> **Given records**:
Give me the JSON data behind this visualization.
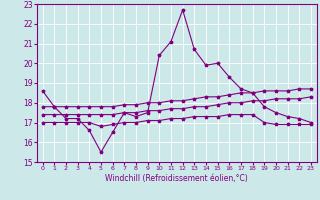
{
  "xlabel": "Windchill (Refroidissement éolien,°C)",
  "background_color": "#cce8e8",
  "line_color": "#800080",
  "grid_color": "#ffffff",
  "xlim": [
    -0.5,
    23.5
  ],
  "ylim": [
    15,
    23
  ],
  "yticks": [
    15,
    16,
    17,
    18,
    19,
    20,
    21,
    22,
    23
  ],
  "xticks": [
    0,
    1,
    2,
    3,
    4,
    5,
    6,
    7,
    8,
    9,
    10,
    11,
    12,
    13,
    14,
    15,
    16,
    17,
    18,
    19,
    20,
    21,
    22,
    23
  ],
  "series1": [
    18.6,
    17.8,
    17.2,
    17.2,
    16.6,
    15.5,
    16.5,
    17.5,
    17.3,
    17.5,
    20.4,
    21.1,
    22.7,
    20.7,
    19.9,
    20.0,
    19.3,
    18.7,
    18.5,
    17.8,
    17.5,
    17.3,
    17.2,
    17.0
  ],
  "series2": [
    17.8,
    17.8,
    17.8,
    17.8,
    17.8,
    17.8,
    17.8,
    17.9,
    17.9,
    18.0,
    18.0,
    18.1,
    18.1,
    18.2,
    18.3,
    18.3,
    18.4,
    18.5,
    18.5,
    18.6,
    18.6,
    18.6,
    18.7,
    18.7
  ],
  "series3": [
    17.4,
    17.4,
    17.4,
    17.4,
    17.4,
    17.4,
    17.4,
    17.5,
    17.5,
    17.6,
    17.6,
    17.7,
    17.7,
    17.8,
    17.8,
    17.9,
    18.0,
    18.0,
    18.1,
    18.1,
    18.2,
    18.2,
    18.2,
    18.3
  ],
  "series4": [
    17.0,
    17.0,
    17.0,
    17.0,
    17.0,
    16.8,
    16.9,
    17.0,
    17.0,
    17.1,
    17.1,
    17.2,
    17.2,
    17.3,
    17.3,
    17.3,
    17.4,
    17.4,
    17.4,
    17.0,
    16.9,
    16.9,
    16.9,
    16.9
  ],
  "xlabel_fontsize": 5.5,
  "tick_fontsize": 5.5,
  "xtick_fontsize": 4.5,
  "linewidth": 0.8,
  "markersize": 2.5
}
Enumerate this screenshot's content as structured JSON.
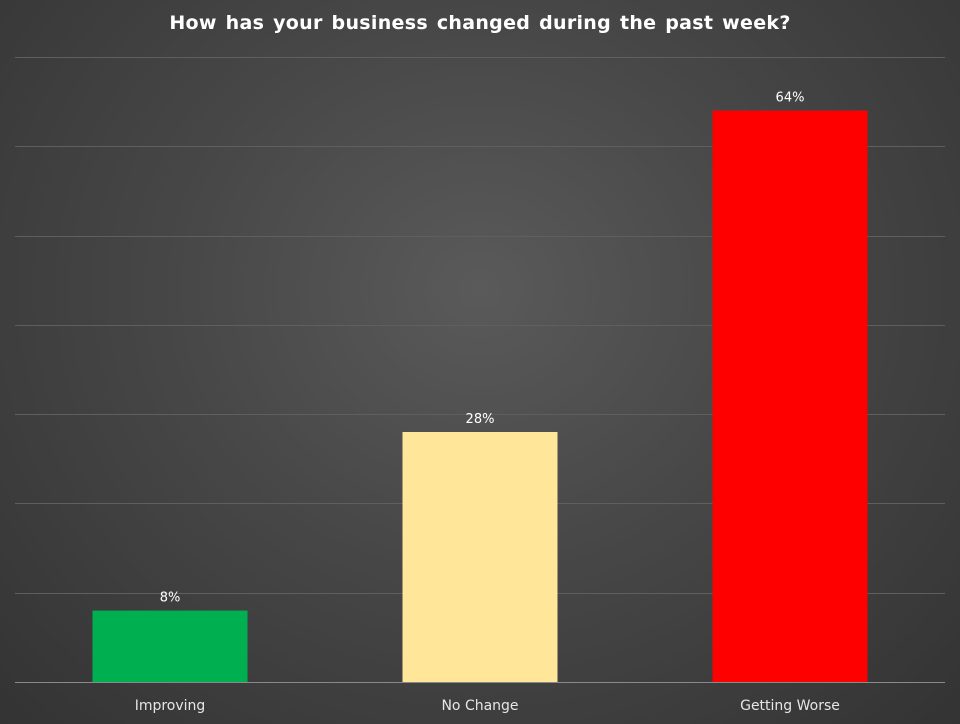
{
  "chart_data": {
    "type": "bar",
    "title": "How has your business changed during the past week?",
    "xlabel": "",
    "ylabel": "",
    "categories": [
      "Improving",
      "No Change",
      "Getting Worse"
    ],
    "values": [
      8,
      28,
      64
    ],
    "value_labels": [
      "8%",
      "28%",
      "64%"
    ],
    "colors": [
      "#00b050",
      "#ffe699",
      "#ff0000"
    ],
    "ylim": [
      0,
      70
    ],
    "grid": true,
    "legend": "none"
  }
}
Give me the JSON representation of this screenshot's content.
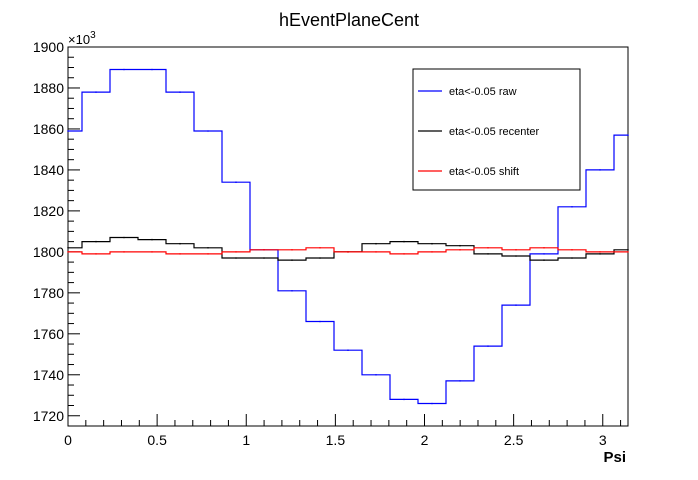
{
  "chart_data": {
    "type": "line",
    "title": "hEventPlaneCent",
    "xlabel": "Psi",
    "ylabel": "",
    "y_multiplier_label": "×10",
    "y_multiplier_exp": "3",
    "xlim": [
      0,
      3.1416
    ],
    "ylim": [
      1715,
      1900
    ],
    "x_ticks": [
      0,
      0.5,
      1,
      1.5,
      2,
      2.5,
      3
    ],
    "x_tick_labels": [
      "0",
      "0.5",
      "1",
      "1.5",
      "2",
      "2.5",
      "3"
    ],
    "y_ticks": [
      1720,
      1740,
      1760,
      1780,
      1800,
      1820,
      1840,
      1860,
      1880,
      1900
    ],
    "y_tick_labels": [
      "1720",
      "1740",
      "1760",
      "1780",
      "1800",
      "1820",
      "1840",
      "1860",
      "1880",
      "1900"
    ],
    "x": [
      0.0,
      0.1571,
      0.3142,
      0.4712,
      0.6283,
      0.7854,
      0.9425,
      1.0996,
      1.2566,
      1.4137,
      1.5708,
      1.7279,
      1.885,
      2.042,
      2.1991,
      2.3562,
      2.5133,
      2.6704,
      2.8274,
      2.9845,
      3.1416
    ],
    "series": [
      {
        "name": "eta<-0.05 raw",
        "color": "#0000ff",
        "values": [
          1859,
          1878,
          1889,
          1889,
          1878,
          1859,
          1834,
          1801,
          1781,
          1766,
          1752,
          1740,
          1728,
          1726,
          1737,
          1754,
          1774,
          1799,
          1822,
          1840,
          1857
        ]
      },
      {
        "name": "eta<-0.05 recenter",
        "color": "#000000",
        "values": [
          1802,
          1805,
          1807,
          1806,
          1804,
          1802,
          1797,
          1797,
          1796,
          1797,
          1800,
          1804,
          1805,
          1804,
          1803,
          1799,
          1798,
          1796,
          1797,
          1799,
          1801
        ]
      },
      {
        "name": "eta<-0.05 shift",
        "color": "#ff0000",
        "values": [
          1800,
          1799,
          1800,
          1800,
          1799,
          1799,
          1800,
          1801,
          1801,
          1802,
          1800,
          1800,
          1799,
          1800,
          1801,
          1802,
          1801,
          1802,
          1801,
          1800,
          1800
        ]
      }
    ],
    "legend_position": "top-right",
    "grid": false
  }
}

> **Task instructions**: Print every entry above again without changing a word, and omit the pictures.

> **Answer below**:
Give me the JSON data behind this visualization.
{
  "xlabel": "Windchill (Refroidissement éolien,°C)",
  "background_color": "#cce8e8",
  "line_color": "#800080",
  "grid_color": "#ffffff",
  "xlim": [
    -0.5,
    23.5
  ],
  "ylim": [
    15,
    23
  ],
  "yticks": [
    15,
    16,
    17,
    18,
    19,
    20,
    21,
    22,
    23
  ],
  "xticks": [
    0,
    1,
    2,
    3,
    4,
    5,
    6,
    7,
    8,
    9,
    10,
    11,
    12,
    13,
    14,
    15,
    16,
    17,
    18,
    19,
    20,
    21,
    22,
    23
  ],
  "series1": [
    18.6,
    17.8,
    17.2,
    17.2,
    16.6,
    15.5,
    16.5,
    17.5,
    17.3,
    17.5,
    20.4,
    21.1,
    22.7,
    20.7,
    19.9,
    20.0,
    19.3,
    18.7,
    18.5,
    17.8,
    17.5,
    17.3,
    17.2,
    17.0
  ],
  "series2": [
    17.8,
    17.8,
    17.8,
    17.8,
    17.8,
    17.8,
    17.8,
    17.9,
    17.9,
    18.0,
    18.0,
    18.1,
    18.1,
    18.2,
    18.3,
    18.3,
    18.4,
    18.5,
    18.5,
    18.6,
    18.6,
    18.6,
    18.7,
    18.7
  ],
  "series3": [
    17.4,
    17.4,
    17.4,
    17.4,
    17.4,
    17.4,
    17.4,
    17.5,
    17.5,
    17.6,
    17.6,
    17.7,
    17.7,
    17.8,
    17.8,
    17.9,
    18.0,
    18.0,
    18.1,
    18.1,
    18.2,
    18.2,
    18.2,
    18.3
  ],
  "series4": [
    17.0,
    17.0,
    17.0,
    17.0,
    17.0,
    16.8,
    16.9,
    17.0,
    17.0,
    17.1,
    17.1,
    17.2,
    17.2,
    17.3,
    17.3,
    17.3,
    17.4,
    17.4,
    17.4,
    17.0,
    16.9,
    16.9,
    16.9,
    16.9
  ],
  "xlabel_fontsize": 5.5,
  "tick_fontsize": 5.5,
  "xtick_fontsize": 4.5,
  "linewidth": 0.8,
  "markersize": 2.5
}
Enumerate this screenshot's content as structured JSON.
{
  "chart_data": {
    "type": "bar",
    "title": "How has your business changed during the past week?",
    "xlabel": "",
    "ylabel": "",
    "categories": [
      "Improving",
      "No Change",
      "Getting Worse"
    ],
    "values": [
      8,
      28,
      64
    ],
    "value_labels": [
      "8%",
      "28%",
      "64%"
    ],
    "colors": [
      "#00b050",
      "#ffe699",
      "#ff0000"
    ],
    "ylim": [
      0,
      70
    ],
    "grid": true,
    "legend": "none"
  }
}
Give me the JSON representation of this screenshot's content.
{
  "chart_data": {
    "type": "line",
    "title": "hEventPlaneCent",
    "xlabel": "Psi",
    "ylabel": "",
    "y_multiplier_label": "×10",
    "y_multiplier_exp": "3",
    "xlim": [
      0,
      3.1416
    ],
    "ylim": [
      1715,
      1900
    ],
    "x_ticks": [
      0,
      0.5,
      1,
      1.5,
      2,
      2.5,
      3
    ],
    "x_tick_labels": [
      "0",
      "0.5",
      "1",
      "1.5",
      "2",
      "2.5",
      "3"
    ],
    "y_ticks": [
      1720,
      1740,
      1760,
      1780,
      1800,
      1820,
      1840,
      1860,
      1880,
      1900
    ],
    "y_tick_labels": [
      "1720",
      "1740",
      "1760",
      "1780",
      "1800",
      "1820",
      "1840",
      "1860",
      "1880",
      "1900"
    ],
    "x": [
      0.0,
      0.1571,
      0.3142,
      0.4712,
      0.6283,
      0.7854,
      0.9425,
      1.0996,
      1.2566,
      1.4137,
      1.5708,
      1.7279,
      1.885,
      2.042,
      2.1991,
      2.3562,
      2.5133,
      2.6704,
      2.8274,
      2.9845,
      3.1416
    ],
    "series": [
      {
        "name": "eta<-0.05 raw",
        "color": "#0000ff",
        "values": [
          1859,
          1878,
          1889,
          1889,
          1878,
          1859,
          1834,
          1801,
          1781,
          1766,
          1752,
          1740,
          1728,
          1726,
          1737,
          1754,
          1774,
          1799,
          1822,
          1840,
          1857
        ]
      },
      {
        "name": "eta<-0.05 recenter",
        "color": "#000000",
        "values": [
          1802,
          1805,
          1807,
          1806,
          1804,
          1802,
          1797,
          1797,
          1796,
          1797,
          1800,
          1804,
          1805,
          1804,
          1803,
          1799,
          1798,
          1796,
          1797,
          1799,
          1801
        ]
      },
      {
        "name": "eta<-0.05 shift",
        "color": "#ff0000",
        "values": [
          1800,
          1799,
          1800,
          1800,
          1799,
          1799,
          1800,
          1801,
          1801,
          1802,
          1800,
          1800,
          1799,
          1800,
          1801,
          1802,
          1801,
          1802,
          1801,
          1800,
          1800
        ]
      }
    ],
    "legend_position": "top-right",
    "grid": false
  }
}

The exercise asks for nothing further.